### PROMPT
Quote every line below exactly and skip any picture.

------ PROVIDED INFORMATION

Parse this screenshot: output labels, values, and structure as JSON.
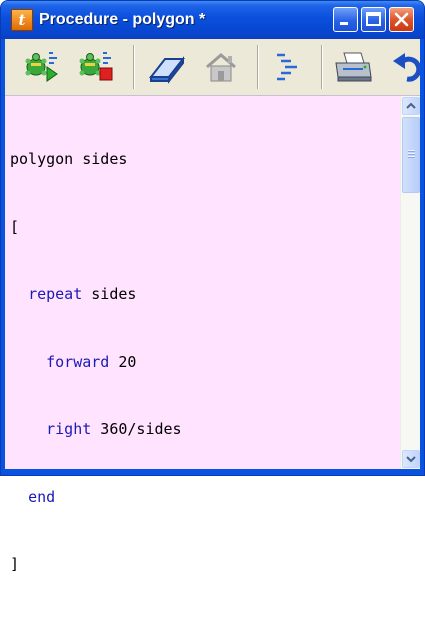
{
  "window": {
    "title": "Procedure - polygon *",
    "app_icon_letter": "t"
  },
  "titlebar_buttons": [
    "minimize-icon",
    "maximize-icon",
    "close-icon"
  ],
  "toolbar": {
    "tools": [
      {
        "name": "run-turtle-icon",
        "color": "#2e9a2e"
      },
      {
        "name": "stop-turtle-icon",
        "color": "#d01818"
      },
      {
        "name": "eraser-icon",
        "color": "#3a5fb0"
      },
      {
        "name": "home-icon",
        "color": "#9a9a9a"
      },
      {
        "name": "format-indent-icon",
        "color": "#2a6ad8"
      },
      {
        "name": "print-icon",
        "color": "#5a6a80"
      },
      {
        "name": "undo-icon",
        "color": "#1d4fc4"
      }
    ]
  },
  "editor": {
    "background": "#ffe3ff",
    "keyword_color": "#1a1ab4",
    "lines": [
      {
        "indent": "",
        "keyword": "",
        "text": "polygon sides"
      },
      {
        "indent": "",
        "keyword": "",
        "text": "["
      },
      {
        "indent": "  ",
        "keyword": "repeat",
        "text": " sides"
      },
      {
        "indent": "    ",
        "keyword": "forward",
        "text": " 20"
      },
      {
        "indent": "    ",
        "keyword": "right",
        "text": " 360/sides"
      },
      {
        "indent": "  ",
        "keyword": "end",
        "text": ""
      },
      {
        "indent": "",
        "keyword": "",
        "text": "]"
      }
    ]
  }
}
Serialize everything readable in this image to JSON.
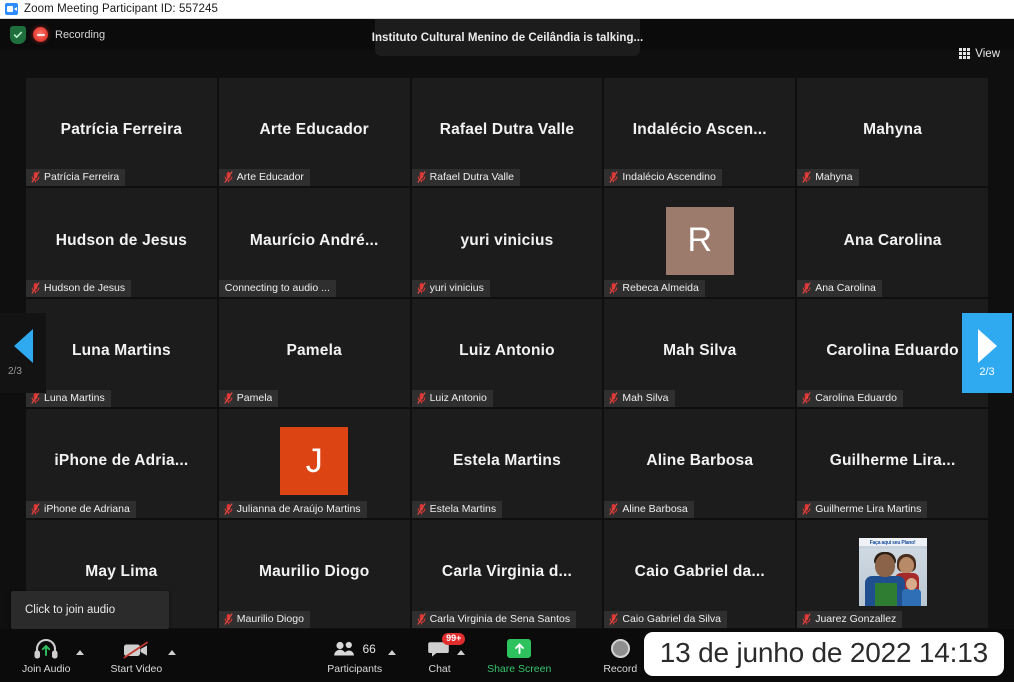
{
  "titlebar": {
    "icon": "zoom-app-icon",
    "title": "Zoom Meeting Participant ID: 557245"
  },
  "topbar": {
    "shield_icon": "encryption-shield-icon",
    "recording_icon": "recording-indicator-icon",
    "recording_label": "Recording",
    "talking_status": "Instituto Cultural Menino de Ceilândia is talking...",
    "view_icon": "grid-view-icon",
    "view_label": "View"
  },
  "gallery": {
    "page_indicator": "2/3",
    "prev_icon": "chevron-left-icon",
    "next_icon": "chevron-right-icon",
    "mic_icon": "microphone-muted-icon",
    "tiles": [
      {
        "display_name": "Patrícia Ferreira",
        "footer": "Patrícia Ferreira",
        "muted": true,
        "avatar": null
      },
      {
        "display_name": "Arte Educador",
        "footer": "Arte Educador",
        "muted": true,
        "avatar": null
      },
      {
        "display_name": "Rafael Dutra Valle",
        "footer": "Rafael Dutra Valle",
        "muted": true,
        "avatar": null
      },
      {
        "display_name": "Indalécio  Ascen...",
        "footer": "Indalécio Ascendino",
        "muted": true,
        "avatar": null
      },
      {
        "display_name": "Mahyna",
        "footer": "Mahyna",
        "muted": true,
        "avatar": null
      },
      {
        "display_name": "Hudson de Jesus",
        "footer": "Hudson de Jesus",
        "muted": true,
        "avatar": null
      },
      {
        "display_name": "Maurício  André...",
        "footer": "Connecting to audio ...",
        "muted": false,
        "avatar": null
      },
      {
        "display_name": "yuri vinicius",
        "footer": "yuri vinicius",
        "muted": true,
        "avatar": null
      },
      {
        "display_name": "",
        "footer": "Rebeca Almeida",
        "muted": true,
        "avatar": {
          "type": "initial",
          "letter": "R",
          "color": "#9c7a6c"
        }
      },
      {
        "display_name": "Ana Carolina",
        "footer": "Ana Carolina",
        "muted": true,
        "avatar": null
      },
      {
        "display_name": "Luna Martins",
        "footer": "Luna Martins",
        "muted": true,
        "avatar": null
      },
      {
        "display_name": "Pamela",
        "footer": "Pamela",
        "muted": true,
        "avatar": null
      },
      {
        "display_name": "Luiz Antonio",
        "footer": "Luiz Antonio",
        "muted": true,
        "avatar": null
      },
      {
        "display_name": "Mah Silva",
        "footer": "Mah Silva",
        "muted": true,
        "avatar": null
      },
      {
        "display_name": "Carolina Eduardo",
        "footer": "Carolina Eduardo",
        "muted": true,
        "avatar": null
      },
      {
        "display_name": "iPhone de Adria...",
        "footer": "iPhone de Adriana",
        "muted": true,
        "avatar": null
      },
      {
        "display_name": "",
        "footer": "Julianna de Araújo Martins",
        "muted": true,
        "avatar": {
          "type": "initial",
          "letter": "J",
          "color": "#dd4414"
        }
      },
      {
        "display_name": "Estela Martins",
        "footer": "Estela Martins",
        "muted": true,
        "avatar": null
      },
      {
        "display_name": "Aline Barbosa",
        "footer": "Aline Barbosa",
        "muted": true,
        "avatar": null
      },
      {
        "display_name": "Guilherme  Lira...",
        "footer": "Guilherme Lira Martins",
        "muted": true,
        "avatar": null
      },
      {
        "display_name": "May Lima",
        "footer": "",
        "muted": false,
        "avatar": null
      },
      {
        "display_name": "Maurilio Diogo",
        "footer": "Maurilio Diogo",
        "muted": true,
        "avatar": null
      },
      {
        "display_name": "Carla Virginia d...",
        "footer": "Carla Virginia de Sena Santos",
        "muted": true,
        "avatar": null
      },
      {
        "display_name": "Caio  Gabriel da...",
        "footer": "Caio Gabriel da Silva",
        "muted": true,
        "avatar": null
      },
      {
        "display_name": "",
        "footer": "Juarez Gonzallez",
        "muted": true,
        "avatar": {
          "type": "photo",
          "caption": "Faça aqui seu Plano!"
        }
      }
    ]
  },
  "tooltip": {
    "text": "Click to join audio"
  },
  "bottombar": {
    "join_audio": {
      "label": "Join Audio",
      "icon": "headset-icon"
    },
    "start_video": {
      "label": "Start Video",
      "icon": "camera-off-icon"
    },
    "participants": {
      "label": "Participants",
      "icon": "participants-icon",
      "count": "66"
    },
    "chat": {
      "label": "Chat",
      "icon": "chat-bubble-icon",
      "badge": "99+"
    },
    "share_screen": {
      "label": "Share Screen",
      "icon": "share-screen-icon"
    },
    "record": {
      "label": "Record",
      "icon": "record-circle-icon"
    }
  },
  "clock_overlay": {
    "text": "13 de junho de 2022 14:13"
  },
  "colors": {
    "accent_blue": "#2fa9ef",
    "recording_red": "#e8433a",
    "share_green": "#2ec25e",
    "badge_red": "#e02d2d",
    "tile_bg": "#1c1c1c"
  }
}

------------

### CORRECT OUTPUT
Parse this screenshot: output labels, values, and structure as JSON.
{
  "window": {
    "title": "Procedure - polygon *",
    "app_icon_letter": "t"
  },
  "titlebar_buttons": [
    "minimize-icon",
    "maximize-icon",
    "close-icon"
  ],
  "toolbar": {
    "tools": [
      {
        "name": "run-turtle-icon",
        "color": "#2e9a2e"
      },
      {
        "name": "stop-turtle-icon",
        "color": "#d01818"
      },
      {
        "name": "eraser-icon",
        "color": "#3a5fb0"
      },
      {
        "name": "home-icon",
        "color": "#9a9a9a"
      },
      {
        "name": "format-indent-icon",
        "color": "#2a6ad8"
      },
      {
        "name": "print-icon",
        "color": "#5a6a80"
      },
      {
        "name": "undo-icon",
        "color": "#1d4fc4"
      }
    ]
  },
  "editor": {
    "background": "#ffe3ff",
    "keyword_color": "#1a1ab4",
    "lines": [
      {
        "indent": "",
        "keyword": "",
        "text": "polygon sides"
      },
      {
        "indent": "",
        "keyword": "",
        "text": "["
      },
      {
        "indent": "  ",
        "keyword": "repeat",
        "text": " sides"
      },
      {
        "indent": "    ",
        "keyword": "forward",
        "text": " 20"
      },
      {
        "indent": "    ",
        "keyword": "right",
        "text": " 360/sides"
      },
      {
        "indent": "  ",
        "keyword": "end",
        "text": ""
      },
      {
        "indent": "",
        "keyword": "",
        "text": "]"
      }
    ]
  }
}
Serialize everything readable in this image to JSON.
{
  "titlebar": {
    "icon": "zoom-app-icon",
    "title": "Zoom Meeting Participant ID: 557245"
  },
  "topbar": {
    "shield_icon": "encryption-shield-icon",
    "recording_icon": "recording-indicator-icon",
    "recording_label": "Recording",
    "talking_status": "Instituto Cultural Menino de Ceilândia is talking...",
    "view_icon": "grid-view-icon",
    "view_label": "View"
  },
  "gallery": {
    "page_indicator": "2/3",
    "prev_icon": "chevron-left-icon",
    "next_icon": "chevron-right-icon",
    "mic_icon": "microphone-muted-icon",
    "tiles": [
      {
        "display_name": "Patrícia Ferreira",
        "footer": "Patrícia Ferreira",
        "muted": true,
        "avatar": null
      },
      {
        "display_name": "Arte Educador",
        "footer": "Arte Educador",
        "muted": true,
        "avatar": null
      },
      {
        "display_name": "Rafael Dutra Valle",
        "footer": "Rafael Dutra Valle",
        "muted": true,
        "avatar": null
      },
      {
        "display_name": "Indalécio  Ascen...",
        "footer": "Indalécio Ascendino",
        "muted": true,
        "avatar": null
      },
      {
        "display_name": "Mahyna",
        "footer": "Mahyna",
        "muted": true,
        "avatar": null
      },
      {
        "display_name": "Hudson de Jesus",
        "footer": "Hudson de Jesus",
        "muted": true,
        "avatar": null
      },
      {
        "display_name": "Maurício  André...",
        "footer": "Connecting to audio ...",
        "muted": false,
        "avatar": null
      },
      {
        "display_name": "yuri vinicius",
        "footer": "yuri vinicius",
        "muted": true,
        "avatar": null
      },
      {
        "display_name": "",
        "footer": "Rebeca Almeida",
        "muted": true,
        "avatar": {
          "type": "initial",
          "letter": "R",
          "color": "#9c7a6c"
        }
      },
      {
        "display_name": "Ana Carolina",
        "footer": "Ana Carolina",
        "muted": true,
        "avatar": null
      },
      {
        "display_name": "Luna Martins",
        "footer": "Luna Martins",
        "muted": true,
        "avatar": null
      },
      {
        "display_name": "Pamela",
        "footer": "Pamela",
        "muted": true,
        "avatar": null
      },
      {
        "display_name": "Luiz Antonio",
        "footer": "Luiz Antonio",
        "muted": true,
        "avatar": null
      },
      {
        "display_name": "Mah Silva",
        "footer": "Mah Silva",
        "muted": true,
        "avatar": null
      },
      {
        "display_name": "Carolina Eduardo",
        "footer": "Carolina Eduardo",
        "muted": true,
        "avatar": null
      },
      {
        "display_name": "iPhone de Adria...",
        "footer": "iPhone de Adriana",
        "muted": true,
        "avatar": null
      },
      {
        "display_name": "",
        "footer": "Julianna de Araújo Martins",
        "muted": true,
        "avatar": {
          "type": "initial",
          "letter": "J",
          "color": "#dd4414"
        }
      },
      {
        "display_name": "Estela Martins",
        "footer": "Estela Martins",
        "muted": true,
        "avatar": null
      },
      {
        "display_name": "Aline Barbosa",
        "footer": "Aline Barbosa",
        "muted": true,
        "avatar": null
      },
      {
        "display_name": "Guilherme  Lira...",
        "footer": "Guilherme Lira Martins",
        "muted": true,
        "avatar": null
      },
      {
        "display_name": "May Lima",
        "footer": "",
        "muted": false,
        "avatar": null
      },
      {
        "display_name": "Maurilio Diogo",
        "footer": "Maurilio Diogo",
        "muted": true,
        "avatar": null
      },
      {
        "display_name": "Carla Virginia d...",
        "footer": "Carla Virginia de Sena Santos",
        "muted": true,
        "avatar": null
      },
      {
        "display_name": "Caio  Gabriel da...",
        "footer": "Caio Gabriel da Silva",
        "muted": true,
        "avatar": null
      },
      {
        "display_name": "",
        "footer": "Juarez Gonzallez",
        "muted": true,
        "avatar": {
          "type": "photo",
          "caption": "Faça aqui seu Plano!"
        }
      }
    ]
  },
  "tooltip": {
    "text": "Click to join audio"
  },
  "bottombar": {
    "join_audio": {
      "label": "Join Audio",
      "icon": "headset-icon"
    },
    "start_video": {
      "label": "Start Video",
      "icon": "camera-off-icon"
    },
    "participants": {
      "label": "Participants",
      "icon": "participants-icon",
      "count": "66"
    },
    "chat": {
      "label": "Chat",
      "icon": "chat-bubble-icon",
      "badge": "99+"
    },
    "share_screen": {
      "label": "Share Screen",
      "icon": "share-screen-icon"
    },
    "record": {
      "label": "Record",
      "icon": "record-circle-icon"
    }
  },
  "clock_overlay": {
    "text": "13 de junho de 2022 14:13"
  },
  "colors": {
    "accent_blue": "#2fa9ef",
    "recording_red": "#e8433a",
    "share_green": "#2ec25e",
    "badge_red": "#e02d2d",
    "tile_bg": "#1c1c1c"
  }
}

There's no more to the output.